> [Exercise brief]
Which lines hold the word "globale"? Copy each one.

> [Record extracts]

---------------

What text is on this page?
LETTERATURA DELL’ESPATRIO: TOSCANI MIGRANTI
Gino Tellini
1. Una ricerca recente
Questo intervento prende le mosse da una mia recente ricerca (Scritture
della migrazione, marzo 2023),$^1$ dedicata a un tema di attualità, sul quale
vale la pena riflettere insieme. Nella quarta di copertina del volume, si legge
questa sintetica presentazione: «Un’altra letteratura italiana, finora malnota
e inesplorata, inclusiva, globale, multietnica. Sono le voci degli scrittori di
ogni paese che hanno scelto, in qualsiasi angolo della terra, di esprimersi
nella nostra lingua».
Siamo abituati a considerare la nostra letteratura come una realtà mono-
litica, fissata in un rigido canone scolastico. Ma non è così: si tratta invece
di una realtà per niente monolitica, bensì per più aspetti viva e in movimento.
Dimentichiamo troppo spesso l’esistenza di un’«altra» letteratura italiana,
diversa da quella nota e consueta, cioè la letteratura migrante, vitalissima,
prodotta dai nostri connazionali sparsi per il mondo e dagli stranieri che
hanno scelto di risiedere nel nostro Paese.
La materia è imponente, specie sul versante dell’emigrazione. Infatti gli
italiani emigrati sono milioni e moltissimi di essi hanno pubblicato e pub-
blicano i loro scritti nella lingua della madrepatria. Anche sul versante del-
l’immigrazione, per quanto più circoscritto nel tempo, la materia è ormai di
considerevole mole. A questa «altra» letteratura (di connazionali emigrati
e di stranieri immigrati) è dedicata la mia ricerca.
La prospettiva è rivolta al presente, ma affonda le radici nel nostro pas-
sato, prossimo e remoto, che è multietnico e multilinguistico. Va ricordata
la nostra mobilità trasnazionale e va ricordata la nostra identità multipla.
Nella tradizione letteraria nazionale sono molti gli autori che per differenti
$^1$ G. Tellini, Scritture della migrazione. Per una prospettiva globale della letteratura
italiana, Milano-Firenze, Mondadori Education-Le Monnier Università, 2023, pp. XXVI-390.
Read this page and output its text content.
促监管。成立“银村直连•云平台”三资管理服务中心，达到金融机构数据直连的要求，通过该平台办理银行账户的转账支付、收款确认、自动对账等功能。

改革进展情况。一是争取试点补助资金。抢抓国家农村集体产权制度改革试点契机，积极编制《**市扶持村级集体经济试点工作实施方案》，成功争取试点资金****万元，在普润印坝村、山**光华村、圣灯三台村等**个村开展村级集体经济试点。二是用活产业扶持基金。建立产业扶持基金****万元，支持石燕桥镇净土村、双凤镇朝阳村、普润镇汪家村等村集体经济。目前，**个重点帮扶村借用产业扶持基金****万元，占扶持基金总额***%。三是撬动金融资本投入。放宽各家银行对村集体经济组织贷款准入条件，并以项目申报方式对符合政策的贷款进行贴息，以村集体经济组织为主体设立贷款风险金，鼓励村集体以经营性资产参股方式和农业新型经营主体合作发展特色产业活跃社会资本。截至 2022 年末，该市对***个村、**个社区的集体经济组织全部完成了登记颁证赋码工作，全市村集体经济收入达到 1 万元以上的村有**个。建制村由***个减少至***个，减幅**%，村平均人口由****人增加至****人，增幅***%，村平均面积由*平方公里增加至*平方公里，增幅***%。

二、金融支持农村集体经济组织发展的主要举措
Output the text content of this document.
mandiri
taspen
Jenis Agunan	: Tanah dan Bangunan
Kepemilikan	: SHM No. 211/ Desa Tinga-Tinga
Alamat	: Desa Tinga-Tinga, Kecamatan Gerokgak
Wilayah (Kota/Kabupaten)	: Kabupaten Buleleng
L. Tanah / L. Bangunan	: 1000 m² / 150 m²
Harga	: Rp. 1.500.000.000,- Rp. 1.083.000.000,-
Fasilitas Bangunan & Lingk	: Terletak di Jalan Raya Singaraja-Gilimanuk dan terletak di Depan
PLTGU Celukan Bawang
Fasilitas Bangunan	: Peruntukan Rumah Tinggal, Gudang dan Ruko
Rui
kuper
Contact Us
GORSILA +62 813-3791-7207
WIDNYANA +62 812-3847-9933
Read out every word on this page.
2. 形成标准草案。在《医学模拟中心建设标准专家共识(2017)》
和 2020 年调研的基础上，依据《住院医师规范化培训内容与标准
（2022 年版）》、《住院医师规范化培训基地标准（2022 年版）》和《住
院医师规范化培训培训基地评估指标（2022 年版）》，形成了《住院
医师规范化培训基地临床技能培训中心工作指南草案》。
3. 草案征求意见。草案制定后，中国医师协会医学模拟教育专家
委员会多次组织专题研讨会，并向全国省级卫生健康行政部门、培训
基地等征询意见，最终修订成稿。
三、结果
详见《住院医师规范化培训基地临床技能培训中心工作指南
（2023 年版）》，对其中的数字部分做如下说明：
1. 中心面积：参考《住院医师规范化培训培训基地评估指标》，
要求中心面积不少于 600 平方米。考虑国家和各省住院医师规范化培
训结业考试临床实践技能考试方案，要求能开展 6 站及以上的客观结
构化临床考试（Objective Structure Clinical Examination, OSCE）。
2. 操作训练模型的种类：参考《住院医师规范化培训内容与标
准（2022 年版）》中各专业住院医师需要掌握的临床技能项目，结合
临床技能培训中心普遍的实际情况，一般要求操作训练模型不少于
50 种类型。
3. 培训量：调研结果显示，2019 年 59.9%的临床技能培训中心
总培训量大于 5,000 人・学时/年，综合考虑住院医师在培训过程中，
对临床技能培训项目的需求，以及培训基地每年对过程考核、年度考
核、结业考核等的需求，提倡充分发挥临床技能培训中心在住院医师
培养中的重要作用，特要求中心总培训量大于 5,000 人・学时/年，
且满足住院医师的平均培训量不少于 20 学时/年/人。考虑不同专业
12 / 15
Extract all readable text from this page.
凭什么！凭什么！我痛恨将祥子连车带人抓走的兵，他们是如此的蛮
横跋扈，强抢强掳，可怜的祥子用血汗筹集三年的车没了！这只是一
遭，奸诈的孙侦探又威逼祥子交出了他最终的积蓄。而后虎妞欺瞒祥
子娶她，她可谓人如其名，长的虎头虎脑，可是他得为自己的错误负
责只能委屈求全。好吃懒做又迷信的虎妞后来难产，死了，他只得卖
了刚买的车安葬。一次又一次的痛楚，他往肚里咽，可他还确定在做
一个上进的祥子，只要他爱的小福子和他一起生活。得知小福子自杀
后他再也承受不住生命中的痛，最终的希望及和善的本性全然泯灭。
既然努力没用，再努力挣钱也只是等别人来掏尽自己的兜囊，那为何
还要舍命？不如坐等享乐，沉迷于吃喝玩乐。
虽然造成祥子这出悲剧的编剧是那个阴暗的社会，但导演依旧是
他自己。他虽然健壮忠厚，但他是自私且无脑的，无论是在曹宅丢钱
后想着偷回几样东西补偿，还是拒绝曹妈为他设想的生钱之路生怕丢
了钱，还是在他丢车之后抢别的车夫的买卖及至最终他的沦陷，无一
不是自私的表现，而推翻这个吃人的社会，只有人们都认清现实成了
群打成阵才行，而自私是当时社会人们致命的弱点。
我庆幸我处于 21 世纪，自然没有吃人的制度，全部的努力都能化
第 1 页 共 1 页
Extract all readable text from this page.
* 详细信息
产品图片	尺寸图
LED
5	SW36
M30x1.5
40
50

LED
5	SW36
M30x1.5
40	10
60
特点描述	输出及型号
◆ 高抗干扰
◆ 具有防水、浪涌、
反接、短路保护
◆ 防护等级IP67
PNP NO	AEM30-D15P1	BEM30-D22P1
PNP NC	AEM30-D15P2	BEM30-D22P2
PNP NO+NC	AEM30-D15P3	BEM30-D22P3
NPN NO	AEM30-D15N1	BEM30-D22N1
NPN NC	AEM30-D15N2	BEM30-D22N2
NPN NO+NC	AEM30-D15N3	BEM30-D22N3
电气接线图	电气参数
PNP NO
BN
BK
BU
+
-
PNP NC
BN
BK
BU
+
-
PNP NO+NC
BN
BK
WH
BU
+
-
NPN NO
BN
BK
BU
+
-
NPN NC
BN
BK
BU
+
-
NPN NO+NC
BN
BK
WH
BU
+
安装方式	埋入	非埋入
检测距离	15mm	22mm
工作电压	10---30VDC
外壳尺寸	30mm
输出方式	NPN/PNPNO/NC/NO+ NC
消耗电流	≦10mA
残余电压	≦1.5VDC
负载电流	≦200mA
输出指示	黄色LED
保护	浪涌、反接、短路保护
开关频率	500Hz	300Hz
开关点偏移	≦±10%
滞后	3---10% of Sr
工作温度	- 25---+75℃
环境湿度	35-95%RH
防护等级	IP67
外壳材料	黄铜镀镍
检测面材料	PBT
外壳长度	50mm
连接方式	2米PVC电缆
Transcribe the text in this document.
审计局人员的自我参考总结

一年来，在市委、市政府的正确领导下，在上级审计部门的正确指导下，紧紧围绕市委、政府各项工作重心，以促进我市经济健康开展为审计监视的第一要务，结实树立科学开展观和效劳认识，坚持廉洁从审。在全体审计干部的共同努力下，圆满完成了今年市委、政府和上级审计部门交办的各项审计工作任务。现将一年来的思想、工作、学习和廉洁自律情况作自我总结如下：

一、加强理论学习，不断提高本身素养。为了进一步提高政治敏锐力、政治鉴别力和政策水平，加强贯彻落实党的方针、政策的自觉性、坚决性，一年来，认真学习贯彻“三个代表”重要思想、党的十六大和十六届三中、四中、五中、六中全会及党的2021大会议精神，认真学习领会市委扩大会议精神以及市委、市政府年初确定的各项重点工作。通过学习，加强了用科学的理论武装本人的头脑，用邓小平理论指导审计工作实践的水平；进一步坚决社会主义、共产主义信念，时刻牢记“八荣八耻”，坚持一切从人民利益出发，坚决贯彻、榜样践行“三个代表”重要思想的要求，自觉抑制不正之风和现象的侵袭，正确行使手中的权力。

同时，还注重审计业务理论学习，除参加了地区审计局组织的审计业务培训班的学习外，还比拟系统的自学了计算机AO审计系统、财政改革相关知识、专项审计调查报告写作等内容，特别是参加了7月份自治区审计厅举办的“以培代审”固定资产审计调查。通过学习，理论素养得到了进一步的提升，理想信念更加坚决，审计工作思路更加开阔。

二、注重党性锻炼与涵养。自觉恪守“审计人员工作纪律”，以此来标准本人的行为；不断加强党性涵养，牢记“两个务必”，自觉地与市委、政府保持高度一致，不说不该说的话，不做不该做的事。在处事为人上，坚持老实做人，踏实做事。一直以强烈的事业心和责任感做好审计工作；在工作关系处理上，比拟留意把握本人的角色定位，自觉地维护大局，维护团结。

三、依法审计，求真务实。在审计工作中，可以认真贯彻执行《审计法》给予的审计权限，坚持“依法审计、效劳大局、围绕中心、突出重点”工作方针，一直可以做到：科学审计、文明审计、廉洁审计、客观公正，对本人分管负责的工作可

---------------

> [Solution to the exercise]
e inesplorata, inclusiva, globale, multietnica. Sono le voci degli scrittori di
$^1$ G. Tellini, Scritture della migrazione. Per una prospettiva globale della letteratura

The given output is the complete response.